Output the lines below verbatim, omitting the pictures.

* begin *

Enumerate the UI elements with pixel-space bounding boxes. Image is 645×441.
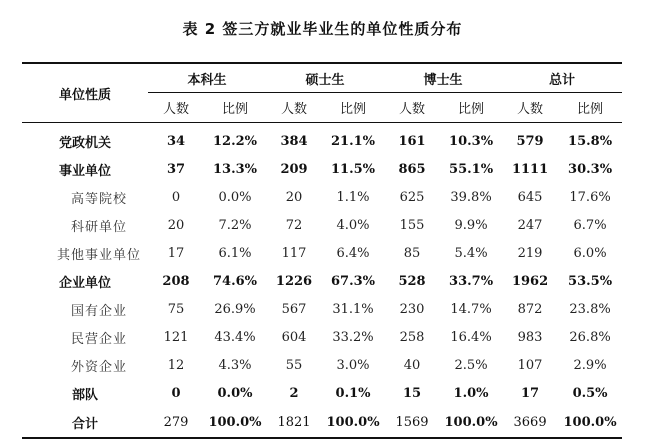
row-label: 国有企业 <box>70 303 127 319</box>
row-label: 事业单位 <box>58 163 111 179</box>
cell-count: 625 <box>399 189 425 205</box>
subheader-ratio: 比例 <box>222 102 249 117</box>
table-row <box>22 295 622 323</box>
cell-count: 0 <box>171 189 181 205</box>
group-header-doctor: 博士生 <box>384 63 502 93</box>
cell-ratio: 26.9% <box>214 301 256 317</box>
cell-ratio: 17.6% <box>569 189 611 205</box>
cell-count: 20 <box>167 217 185 233</box>
cell-ratio: 2.5% <box>454 357 488 373</box>
cell-ratio: 15.8% <box>568 133 613 149</box>
cell-ratio: 33.2% <box>332 329 374 345</box>
table-title: 表 2 签三方就业毕业生的单位性质分布 <box>182 20 463 38</box>
cell-count: 117 <box>281 245 307 261</box>
cell-ratio: 3.0% <box>336 357 370 373</box>
category-header: 单位性质 <box>22 63 148 123</box>
cell-count: 230 <box>399 301 425 317</box>
cell-count: 34 <box>166 133 186 149</box>
cell-count: 1111 <box>511 161 549 177</box>
cell-count: 40 <box>403 357 421 373</box>
cell-ratio: 26.8% <box>569 329 611 345</box>
group-header-total: 总计 <box>502 63 622 93</box>
cell-count: 3669 <box>513 414 547 430</box>
cell-ratio: 39.8% <box>450 189 492 205</box>
cell-count: 1821 <box>277 414 311 430</box>
cell-ratio: 100.0% <box>444 414 498 430</box>
cell-ratio: 7.2% <box>218 217 252 233</box>
cell-count: 37 <box>166 161 186 177</box>
table-row <box>22 211 622 239</box>
subheader-count: 人数 <box>162 102 189 117</box>
cell-ratio: 12.2% <box>213 133 258 149</box>
table-row <box>22 267 622 295</box>
cell-count: 983 <box>517 329 543 345</box>
cell-count: 155 <box>399 217 425 233</box>
cell-count: 872 <box>517 301 543 317</box>
cell-count: 209 <box>280 161 308 177</box>
cell-ratio: 33.7% <box>449 273 494 289</box>
row-label: 科研单位 <box>70 219 127 235</box>
cell-ratio: 67.3% <box>331 273 376 289</box>
cell-count: 208 <box>162 273 190 289</box>
header-row-groups <box>22 63 622 93</box>
table-row <box>22 155 622 183</box>
cell-count: 161 <box>398 133 426 149</box>
cell-ratio: 4.3% <box>218 357 252 373</box>
cell-ratio: 6.7% <box>573 217 607 233</box>
table-row <box>22 123 622 156</box>
cell-count: 121 <box>163 329 189 345</box>
row-label: 其他事业单位 <box>56 247 141 263</box>
cell-count: 15 <box>402 385 422 401</box>
cell-ratio: 9.9% <box>454 217 488 233</box>
cell-count: 17 <box>521 385 540 401</box>
cell-count: 20 <box>285 189 303 205</box>
cell-count: 579 <box>516 133 544 149</box>
cell-count: 75 <box>167 301 185 317</box>
table-row <box>22 239 622 267</box>
cell-ratio: 11.5% <box>331 161 376 177</box>
cell-ratio: 6.4% <box>336 245 370 261</box>
cell-count: 528 <box>398 273 426 289</box>
cell-count: 258 <box>399 329 425 345</box>
cell-count: 384 <box>280 133 308 149</box>
cell-ratio: 2.9% <box>573 357 607 373</box>
cell-ratio: 43.4% <box>214 329 256 345</box>
cell-count: 1226 <box>275 273 313 289</box>
subheader-count: 人数 <box>517 102 544 117</box>
cell-ratio: 14.7% <box>450 301 492 317</box>
cell-count: 0 <box>171 385 181 401</box>
cell-count: 247 <box>517 217 543 233</box>
cell-ratio: 13.3% <box>213 161 258 177</box>
cell-count: 85 <box>403 245 421 261</box>
row-label: 合计 <box>71 416 98 432</box>
cell-count: 72 <box>285 217 303 233</box>
cell-ratio: 0.1% <box>335 385 371 401</box>
cell-count: 645 <box>517 189 543 205</box>
group-header-master: 硕士生 <box>266 63 384 93</box>
subheader-ratio: 比例 <box>577 102 604 117</box>
distribution-table <box>22 62 622 439</box>
cell-ratio: 6.0% <box>573 245 607 261</box>
total-row <box>22 407 622 438</box>
table-row <box>22 323 622 351</box>
cell-count: 12 <box>167 357 185 373</box>
cell-count: 865 <box>398 161 426 177</box>
cell-ratio: 100.0% <box>208 414 262 430</box>
cell-ratio: 1.1% <box>336 189 370 205</box>
subheader-count: 人数 <box>399 102 426 117</box>
cell-ratio: 6.1% <box>218 245 252 261</box>
subheader-ratio: 比例 <box>340 102 367 117</box>
cell-ratio: 16.4% <box>450 329 492 345</box>
cell-ratio: 30.3% <box>568 161 613 177</box>
cell-count: 567 <box>281 301 307 317</box>
cell-ratio: 100.0% <box>326 414 380 430</box>
row-label: 企业单位 <box>58 275 111 291</box>
row-label: 高等院校 <box>70 191 127 207</box>
row-label: 党政机关 <box>58 135 111 151</box>
cell-ratio: 5.4% <box>454 245 488 261</box>
cell-count: 55 <box>285 357 303 373</box>
cell-ratio: 10.3% <box>449 133 494 149</box>
cell-count: 2 <box>289 385 299 401</box>
cell-count: 1962 <box>511 273 549 289</box>
row-label: 部队 <box>71 387 98 403</box>
cell-ratio: 55.1% <box>449 161 494 177</box>
subheader-ratio: 比例 <box>458 102 485 117</box>
cell-count: 1569 <box>395 414 429 430</box>
table-row <box>22 351 622 379</box>
cell-ratio: 0.0% <box>217 385 253 401</box>
cell-ratio: 74.6% <box>213 273 258 289</box>
table-row <box>22 183 622 211</box>
cell-ratio: 1.0% <box>453 385 489 401</box>
cell-ratio: 100.0% <box>563 414 617 430</box>
cell-count: 107 <box>517 357 543 373</box>
cell-ratio: 23.8% <box>569 301 611 317</box>
row-label: 外资企业 <box>70 359 127 375</box>
subheader-count: 人数 <box>281 102 308 117</box>
cell-ratio: 31.1% <box>332 301 374 317</box>
cell-count: 604 <box>281 329 307 345</box>
cell-ratio: 0.0% <box>218 189 252 205</box>
table-row <box>22 379 622 407</box>
cell-count: 279 <box>163 414 189 430</box>
cell-ratio: 4.0% <box>336 217 370 233</box>
cell-ratio: 0.5% <box>572 385 608 401</box>
group-header-undergrad: 本科生 <box>148 63 266 93</box>
cell-ratio: 21.1% <box>331 133 376 149</box>
row-label: 民营企业 <box>70 331 127 347</box>
cell-count: 219 <box>517 245 543 261</box>
cell-ratio: 53.5% <box>568 273 613 289</box>
cell-count: 17 <box>167 245 185 261</box>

* end *

_Exercise result_.
Enumerate the UI elements with pixel-space bounding boxes. Image is 645×441.
row-label: 国有企业 <box>70 303 127 319</box>
row-label: 事业单位 <box>58 163 111 179</box>
cell-count: 625 <box>399 189 425 205</box>
subheader-ratio: 比例 <box>222 102 249 117</box>
table-row <box>22 295 622 323</box>
cell-count: 0 <box>171 189 181 205</box>
group-header-doctor: 博士生 <box>384 63 502 93</box>
cell-ratio: 26.9% <box>214 301 256 317</box>
cell-ratio: 17.6% <box>569 189 611 205</box>
cell-count: 20 <box>167 217 185 233</box>
cell-ratio: 2.5% <box>454 357 488 373</box>
cell-ratio: 15.8% <box>568 133 613 149</box>
cell-ratio: 33.2% <box>332 329 374 345</box>
table-title: 表 2 签三方就业毕业生的单位性质分布 <box>182 20 463 38</box>
cell-count: 117 <box>281 245 307 261</box>
cell-ratio: 3.0% <box>336 357 370 373</box>
category-header: 单位性质 <box>22 63 148 123</box>
cell-count: 230 <box>399 301 425 317</box>
cell-count: 34 <box>166 133 186 149</box>
cell-count: 1111 <box>511 161 549 177</box>
cell-count: 40 <box>403 357 421 373</box>
cell-ratio: 26.8% <box>569 329 611 345</box>
group-header-total: 总计 <box>502 63 622 93</box>
cell-count: 3669 <box>513 414 547 430</box>
cell-ratio: 39.8% <box>450 189 492 205</box>
cell-count: 1821 <box>277 414 311 430</box>
cell-ratio: 100.0% <box>444 414 498 430</box>
cell-ratio: 7.2% <box>218 217 252 233</box>
cell-count: 37 <box>166 161 186 177</box>
table-row <box>22 211 622 239</box>
subheader-count: 人数 <box>162 102 189 117</box>
cell-ratio: 12.2% <box>213 133 258 149</box>
table-row <box>22 267 622 295</box>
cell-count: 983 <box>517 329 543 345</box>
cell-count: 155 <box>399 217 425 233</box>
cell-count: 872 <box>517 301 543 317</box>
cell-count: 209 <box>280 161 308 177</box>
cell-ratio: 33.7% <box>449 273 494 289</box>
row-label: 科研单位 <box>70 219 127 235</box>
cell-ratio: 67.3% <box>331 273 376 289</box>
cell-count: 208 <box>162 273 190 289</box>
header-row-groups <box>22 63 622 93</box>
table-row <box>22 155 622 183</box>
cell-count: 161 <box>398 133 426 149</box>
cell-ratio: 4.3% <box>218 357 252 373</box>
cell-ratio: 6.7% <box>573 217 607 233</box>
table-row <box>22 123 622 156</box>
cell-count: 121 <box>163 329 189 345</box>
row-label: 其他事业单位 <box>56 247 141 263</box>
cell-count: 15 <box>402 385 422 401</box>
cell-ratio: 9.9% <box>454 217 488 233</box>
cell-count: 17 <box>521 385 540 401</box>
cell-count: 20 <box>285 189 303 205</box>
cell-count: 579 <box>516 133 544 149</box>
cell-count: 75 <box>167 301 185 317</box>
table-row <box>22 239 622 267</box>
cell-ratio: 11.5% <box>331 161 376 177</box>
cell-ratio: 6.4% <box>336 245 370 261</box>
cell-count: 528 <box>398 273 426 289</box>
cell-count: 258 <box>399 329 425 345</box>
cell-count: 384 <box>280 133 308 149</box>
cell-ratio: 2.9% <box>573 357 607 373</box>
cell-ratio: 43.4% <box>214 329 256 345</box>
cell-count: 1226 <box>275 273 313 289</box>
subheader-count: 人数 <box>517 102 544 117</box>
cell-ratio: 14.7% <box>450 301 492 317</box>
cell-count: 0 <box>171 385 181 401</box>
cell-count: 247 <box>517 217 543 233</box>
cell-ratio: 13.3% <box>213 161 258 177</box>
cell-count: 85 <box>403 245 421 261</box>
row-label: 合计 <box>71 416 98 432</box>
cell-count: 72 <box>285 217 303 233</box>
cell-ratio: 0.1% <box>335 385 371 401</box>
cell-count: 645 <box>517 189 543 205</box>
group-header-master: 硕士生 <box>266 63 384 93</box>
subheader-ratio: 比例 <box>577 102 604 117</box>
distribution-table <box>22 62 622 439</box>
cell-ratio: 6.0% <box>573 245 607 261</box>
total-row <box>22 407 622 438</box>
table-row <box>22 323 622 351</box>
cell-count: 12 <box>167 357 185 373</box>
cell-count: 865 <box>398 161 426 177</box>
cell-ratio: 100.0% <box>208 414 262 430</box>
cell-ratio: 1.1% <box>336 189 370 205</box>
subheader-count: 人数 <box>399 102 426 117</box>
cell-ratio: 6.1% <box>218 245 252 261</box>
subheader-ratio: 比例 <box>340 102 367 117</box>
cell-ratio: 16.4% <box>450 329 492 345</box>
cell-ratio: 30.3% <box>568 161 613 177</box>
cell-count: 567 <box>281 301 307 317</box>
cell-ratio: 100.0% <box>326 414 380 430</box>
row-label: 企业单位 <box>58 275 111 291</box>
row-label: 高等院校 <box>70 191 127 207</box>
row-label: 党政机关 <box>58 135 111 151</box>
cell-ratio: 5.4% <box>454 245 488 261</box>
cell-count: 55 <box>285 357 303 373</box>
cell-ratio: 10.3% <box>449 133 494 149</box>
cell-count: 2 <box>289 385 299 401</box>
cell-count: 1962 <box>511 273 549 289</box>
row-label: 部队 <box>71 387 98 403</box>
cell-ratio: 55.1% <box>449 161 494 177</box>
subheader-ratio: 比例 <box>458 102 485 117</box>
cell-count: 1569 <box>395 414 429 430</box>
table-row <box>22 351 622 379</box>
cell-ratio: 0.0% <box>217 385 253 401</box>
cell-ratio: 74.6% <box>213 273 258 289</box>
table-row <box>22 183 622 211</box>
cell-ratio: 1.0% <box>453 385 489 401</box>
cell-ratio: 100.0% <box>563 414 617 430</box>
cell-count: 107 <box>517 357 543 373</box>
cell-ratio: 23.8% <box>569 301 611 317</box>
row-label: 外资企业 <box>70 359 127 375</box>
subheader-count: 人数 <box>281 102 308 117</box>
cell-ratio: 31.1% <box>332 301 374 317</box>
cell-count: 604 <box>281 329 307 345</box>
cell-ratio: 0.0% <box>218 189 252 205</box>
table-row <box>22 379 622 407</box>
cell-count: 279 <box>163 414 189 430</box>
cell-ratio: 4.0% <box>336 217 370 233</box>
cell-ratio: 0.5% <box>572 385 608 401</box>
group-header-undergrad: 本科生 <box>148 63 266 93</box>
cell-ratio: 21.1% <box>331 133 376 149</box>
row-label: 民营企业 <box>70 331 127 347</box>
cell-count: 219 <box>517 245 543 261</box>
cell-ratio: 53.5% <box>568 273 613 289</box>
cell-count: 17 <box>167 245 185 261</box>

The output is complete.